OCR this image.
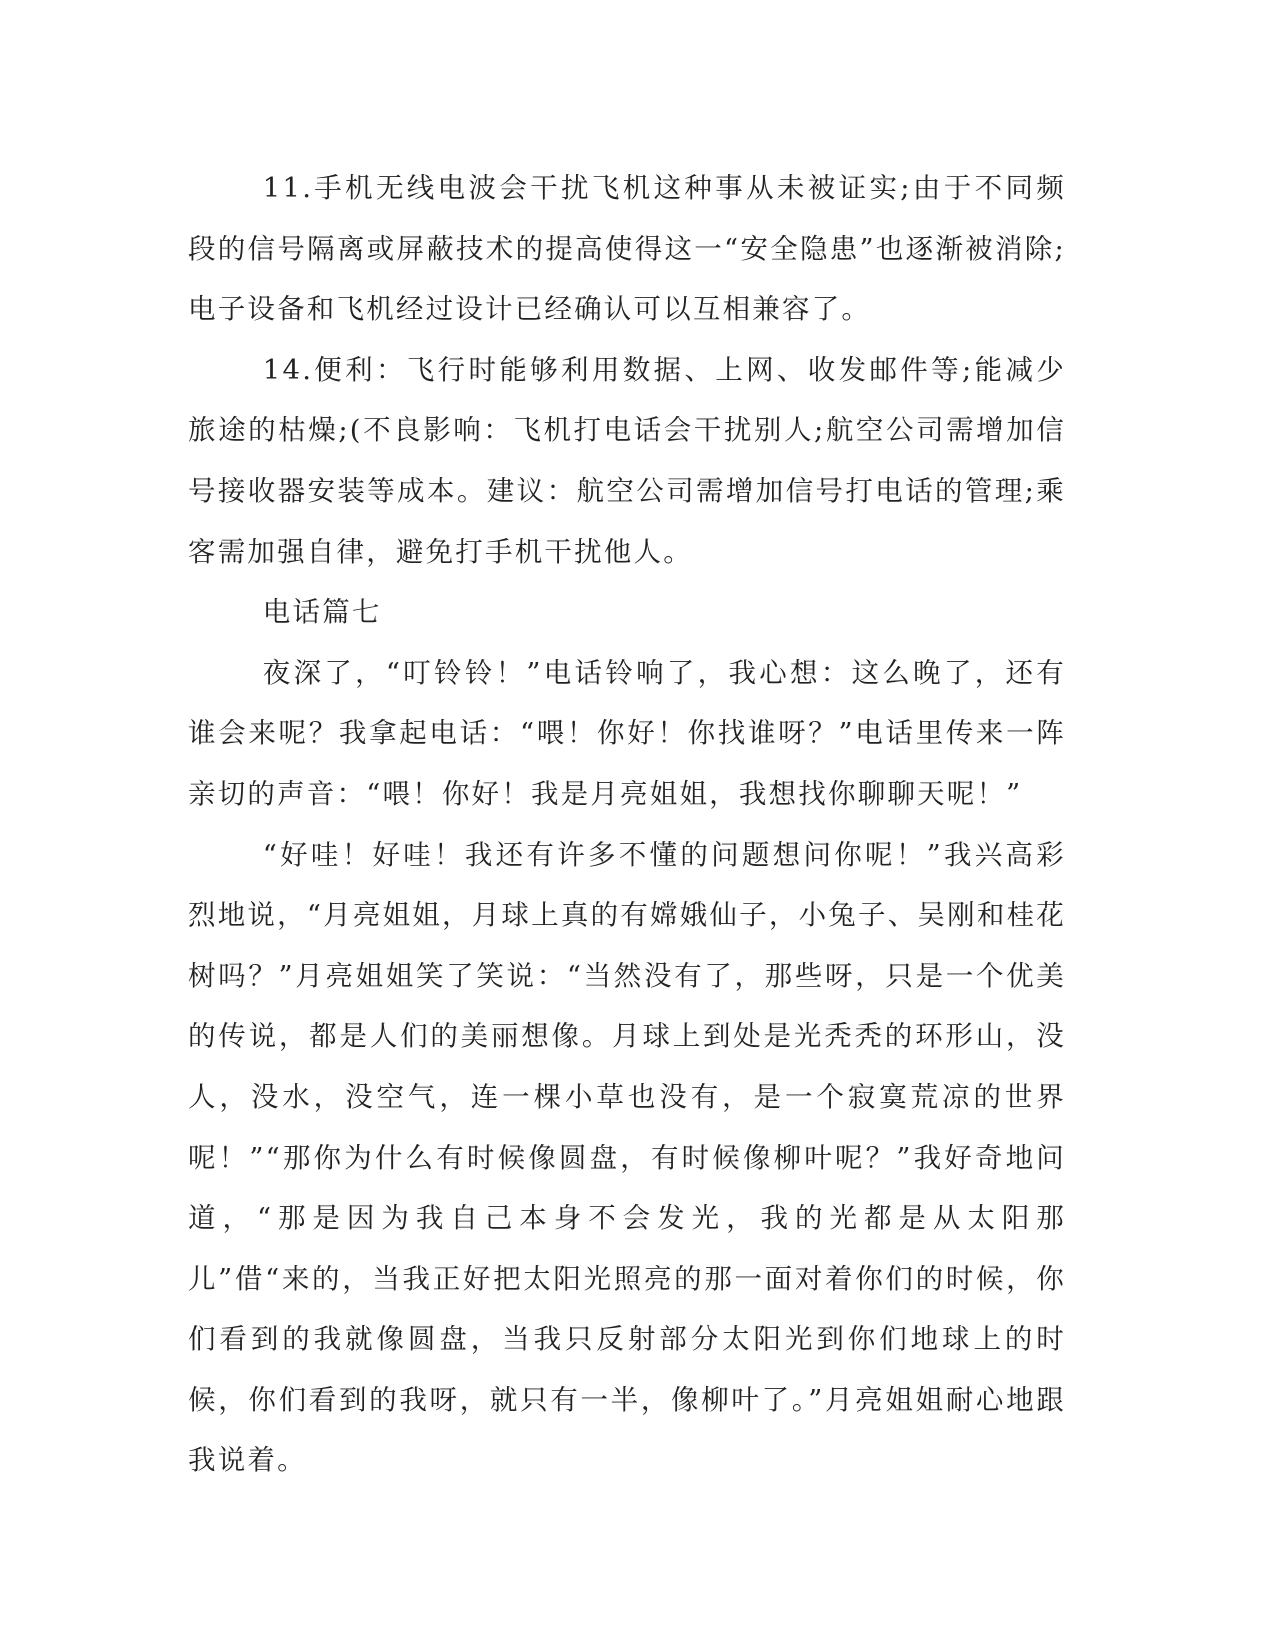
11.手机无线电波会干扰飞机这种事从未被证实;由于不同频段的信号隔离或屏蔽技术的提高使得这一“安全隐患”也逐渐被消除;电子设备和飞机经过设计已经确认可以互相兼容了。

14.便利：飞行时能够利用数据、上网、收发邮件等;能减少旅途的枯燥;(不良影响：飞机打电话会干扰别人;航空公司需增加信号接收器安装等成本。建议：航空公司需增加信号打电话的管理;乘客需加强自律，避免打手机干扰他人。

电话篇七

夜深了，“叮铃铃！”电话铃响了，我心想：这么晚了，还有谁会来呢？我拿起电话：“喂！你好！你找谁呀？”电话里传来一阵亲切的声音：“喂！你好！我是月亮姐姐，我想找你聊聊天呢！”

“好哇！好哇！我还有许多不懂的问题想问你呢！”我兴高彩烈地说，“月亮姐姐，月球上真的有嫦娥仙子，小兔子、吴刚和桂花树吗？”月亮姐姐笑了笑说：“当然没有了，那些呀，只是一个优美的传说，都是人们的美丽想像。月球上到处是光秃秃的环形山，没人，没水，没空气，连一棵小草也没有，是一个寂寞荒凉的世界呢！”“那你为什么有时候像圆盘，有时候像柳叶呢？”我好奇地问道，“那是因为我自己本身不会发光，我的光都是从太阳那儿”借“来的，当我正好把太阳光照亮的那一面对着你们的时候，你们看到的我就像圆盘，当我只反射部分太阳光到你们地球上的时候，你们看到的我呀，就只有一半，像柳叶了。”月亮姐姐耐心地跟我说着。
_ _ _ _
Task details => Set down every record once more, word for word, without pictures.

Solution for this problem =>
OCR this image.
11.手机无线电波会干扰飞机这种事从未被证实;由于不同频段的信号隔离或屏蔽技术的提高使得这一“安全隐患”也逐渐被消除;电子设备和飞机经过设计已经确认可以互相兼容了。

14.便利：飞行时能够利用数据、上网、收发邮件等;能减少旅途的枯燥;(不良影响：飞机打电话会干扰别人;航空公司需增加信号接收器安装等成本。建议：航空公司需增加信号打电话的管理;乘客需加强自律，避免打手机干扰他人。

电话篇七

夜深了，“叮铃铃！”电话铃响了，我心想：这么晚了，还有谁会来呢？我拿起电话：“喂！你好！你找谁呀？”电话里传来一阵亲切的声音：“喂！你好！我是月亮姐姐，我想找你聊聊天呢！”

“好哇！好哇！我还有许多不懂的问题想问你呢！”我兴高彩烈地说，“月亮姐姐，月球上真的有嫦娥仙子，小兔子、吴刚和桂花树吗？”月亮姐姐笑了笑说：“当然没有了，那些呀，只是一个优美的传说，都是人们的美丽想像。月球上到处是光秃秃的环形山，没人，没水，没空气，连一棵小草也没有，是一个寂寞荒凉的世界呢！”“那你为什么有时候像圆盘，有时候像柳叶呢？”我好奇地问道，“那是因为我自己本身不会发光，我的光都是从太阳那儿”借“来的，当我正好把太阳光照亮的那一面对着你们的时候，你们看到的我就像圆盘，当我只反射部分太阳光到你们地球上的时候，你们看到的我呀，就只有一半，像柳叶了。”月亮姐姐耐心地跟我说着。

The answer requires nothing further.